Passage provided:

6. Gate Split (approxTN/gate_split_example.cu)

This sample demonstrates how to use cuTensorNet to perform a single gate split operation.

This sample consists of:

  • Defining input and output tensors using cutensornetCreateTensorDescriptor. Fixed extent truncation can be directly specified by modifying the corresponding extent in the output tensor descriptor.
  • Setting up the SVD truncation options using the cutensornetTensorSVDConfigSetAttribute function of the svdConfig object created by cutensornetCreateTensorSVDConfig.
  • Optionally, calling cutensornetCreateTensorSVDInfo and cutensornetTensorSVDInfoGetAttribute to store and retrieve runtime SVD truncation information.
  • Querying the required workspace for the computation using cutensornetWorkspaceComputeGateSplitSizes. The gate split algorithm is specified in cutensornetGateSplitAlgo_t.
  • Performing the computation of tensor SVD using cutensornetTensorGateSplit.
  • Freeing the cuTensorNet resources.

7. MPS (approxTN/mps_example.cu)

This sample demonstrates how to integrate cuTensorNet into matrix product states (MPS) simulator.

This sample is based on an MPSHelper that can systematically manage the MPS metadata and cuTensorNet library objects. Following functionalities are encapsulated in this class:

  • Dynamically updating the cutensornetTensorDescriptor_t for all MPS tensors by calling cutensornetCreateTensorDescriptor and cutensornetDestroyTensorDescriptor.
  • Querying the maximal data size needed for each MPS tensor.
  • Setting up the SVD truncation options using the cutensornetTensorSVDConfigSetAttribute function of the svdConfig object created by cutensornetCreateTensorSVDConfig.
  • Querying the required workspace size for all gate split operations by calling cutensornetWorkspaceComputeGateSplitSizes on the largest problem.
  • Optionally, calling cutensornetCreateTensorSVDInfo and cutensornetTensorSVDInfoGetAttribute to store and retrieve runtime SVD truncation information.
  • Performing gate split operations for all gates using cutensornetTensorGateSplit.
  • Freeing the cuTensorNet resources.

8. Intermediate tensor(s) reuse (tensornet_example_reuse.cu)

This sample demonstrates how to use the "intermediate tensor reuse" feature to accelerate the contractions of a network with constant intput tensors, where repeated contractions would change some of the input tensor's data only. This sample largely builds on first sample provided above.

Questions on the material:
- a) For each statement, say yes or no on whether it agrees with the cuTensorNet sample descriptions, and quote the words that decide it. (i) In the gate split sample, fixed extent truncation can be set by changing the extent in the output tensor descriptor; (ii) the MPS sample queries the workspace size separately for each gate split operation; (iii) the intermediate tensor reuse sample mostly builds on the MPS sample.
- b) Pick up the cuTensorNet sample descriptions after their last sentence and keep writing them.

[Items listed in a dataset]
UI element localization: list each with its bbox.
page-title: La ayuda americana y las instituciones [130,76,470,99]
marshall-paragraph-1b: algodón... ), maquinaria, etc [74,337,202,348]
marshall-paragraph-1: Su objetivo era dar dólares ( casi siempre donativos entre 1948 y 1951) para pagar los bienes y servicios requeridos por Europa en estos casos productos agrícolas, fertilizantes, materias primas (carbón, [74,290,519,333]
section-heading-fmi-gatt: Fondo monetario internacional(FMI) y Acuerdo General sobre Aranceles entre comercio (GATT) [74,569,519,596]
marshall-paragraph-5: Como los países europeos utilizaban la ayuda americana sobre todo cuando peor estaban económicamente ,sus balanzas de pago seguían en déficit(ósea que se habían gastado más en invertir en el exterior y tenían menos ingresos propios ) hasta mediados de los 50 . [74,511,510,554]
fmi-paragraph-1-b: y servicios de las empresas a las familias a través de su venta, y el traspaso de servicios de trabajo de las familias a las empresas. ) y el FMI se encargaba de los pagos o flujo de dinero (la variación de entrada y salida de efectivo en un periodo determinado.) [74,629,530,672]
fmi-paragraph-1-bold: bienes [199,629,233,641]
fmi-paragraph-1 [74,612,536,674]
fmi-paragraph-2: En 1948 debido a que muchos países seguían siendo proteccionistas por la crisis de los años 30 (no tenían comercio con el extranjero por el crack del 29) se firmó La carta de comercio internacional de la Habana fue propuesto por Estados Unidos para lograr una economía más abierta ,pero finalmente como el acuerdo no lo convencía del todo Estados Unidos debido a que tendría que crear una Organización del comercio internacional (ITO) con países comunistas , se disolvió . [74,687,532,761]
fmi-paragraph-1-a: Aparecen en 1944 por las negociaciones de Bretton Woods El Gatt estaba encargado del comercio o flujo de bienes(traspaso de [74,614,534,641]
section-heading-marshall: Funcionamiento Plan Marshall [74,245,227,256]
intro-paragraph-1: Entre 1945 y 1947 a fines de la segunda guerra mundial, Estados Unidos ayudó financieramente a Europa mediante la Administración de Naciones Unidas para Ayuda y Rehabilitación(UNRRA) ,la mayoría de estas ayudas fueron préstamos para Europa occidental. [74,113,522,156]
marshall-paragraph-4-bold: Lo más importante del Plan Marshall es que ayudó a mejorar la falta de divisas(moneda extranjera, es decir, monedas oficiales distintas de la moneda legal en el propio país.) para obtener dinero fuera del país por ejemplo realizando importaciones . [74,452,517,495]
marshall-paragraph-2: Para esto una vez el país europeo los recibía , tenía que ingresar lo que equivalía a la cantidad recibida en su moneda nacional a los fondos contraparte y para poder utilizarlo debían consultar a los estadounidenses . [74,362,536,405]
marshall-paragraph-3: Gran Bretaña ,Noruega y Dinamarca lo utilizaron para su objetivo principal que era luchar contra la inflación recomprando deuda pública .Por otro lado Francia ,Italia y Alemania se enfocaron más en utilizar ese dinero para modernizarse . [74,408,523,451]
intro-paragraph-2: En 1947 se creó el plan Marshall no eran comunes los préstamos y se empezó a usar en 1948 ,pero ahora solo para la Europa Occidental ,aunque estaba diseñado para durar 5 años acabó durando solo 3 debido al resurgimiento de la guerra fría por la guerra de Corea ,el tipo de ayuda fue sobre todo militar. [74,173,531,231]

Results by task:
- a)
(i) Yes: "Fixed extent truncation can be directly specified by modifying the corresponding extent in the output tensor descriptor."
(ii) No: "Querying the required workspace size for all gate split operations by calling cutensornetWorkspaceComputeGateSplitSizes on the largest problem."
(iii) No: "This sample largely builds on first sample provided above."

- b)
This sample demonstrates how to:

  • Mark input tensors as "constant" when creating a tensor network using cutensornetCreateNetworkDescriptor, by setting the corresponding cutensornetTensorQualifiers_t field.
  • Provide a cache workspace to the contraction plan which will be used to accelerate the subsequent contractions of the same network. It shows how to query the required cache memory size using cutensornetWorkspaceGetMemorySize with a CUTENSORNET_WORKSPACE_CACHE workspace-kind, and how to the provide the workspace memory using cutensornetWorkspaceSetMemory.
  • Provide a predefined contraction path to the contraction optimizer by calling cutensornetContractionOptimizerInfoSetAttribute with CUTENSORNET_CONTRACTION_OPTIMIZER_INFO_PATH attribute.

9. Gradient via back-propagation (tensornet_example_gradients.cu)

This sample demonstrates how to perform back-propagation to compute gradients of a tensor-network w.r.t. select input tensors. This sample largely builds on first sample provided above.

This sample demonstrates how to:

  • Mark input tensors for gradient computation when creating a tensor network by calling cutensornetNetworkSetAttribute.
  • Provide a cache workspace to the contraction plan which will be used to hold intermediate data needed for gradient computation. It shows how to query the required cache memory size using cutensornetWorkspaceGetMemorySize with a CUTENSORNET_WORKSPACE_CACHE workspace-kind, and how to the provide the workspace memory using cutensornetWorkspaceSetMemory.
  • Call cutensornetComputeGradientsBackward to perform the gradient computation.
  • Call cutensornetWorkspacePurgeCache to clean up the cache and prepare for the next gradient calculation.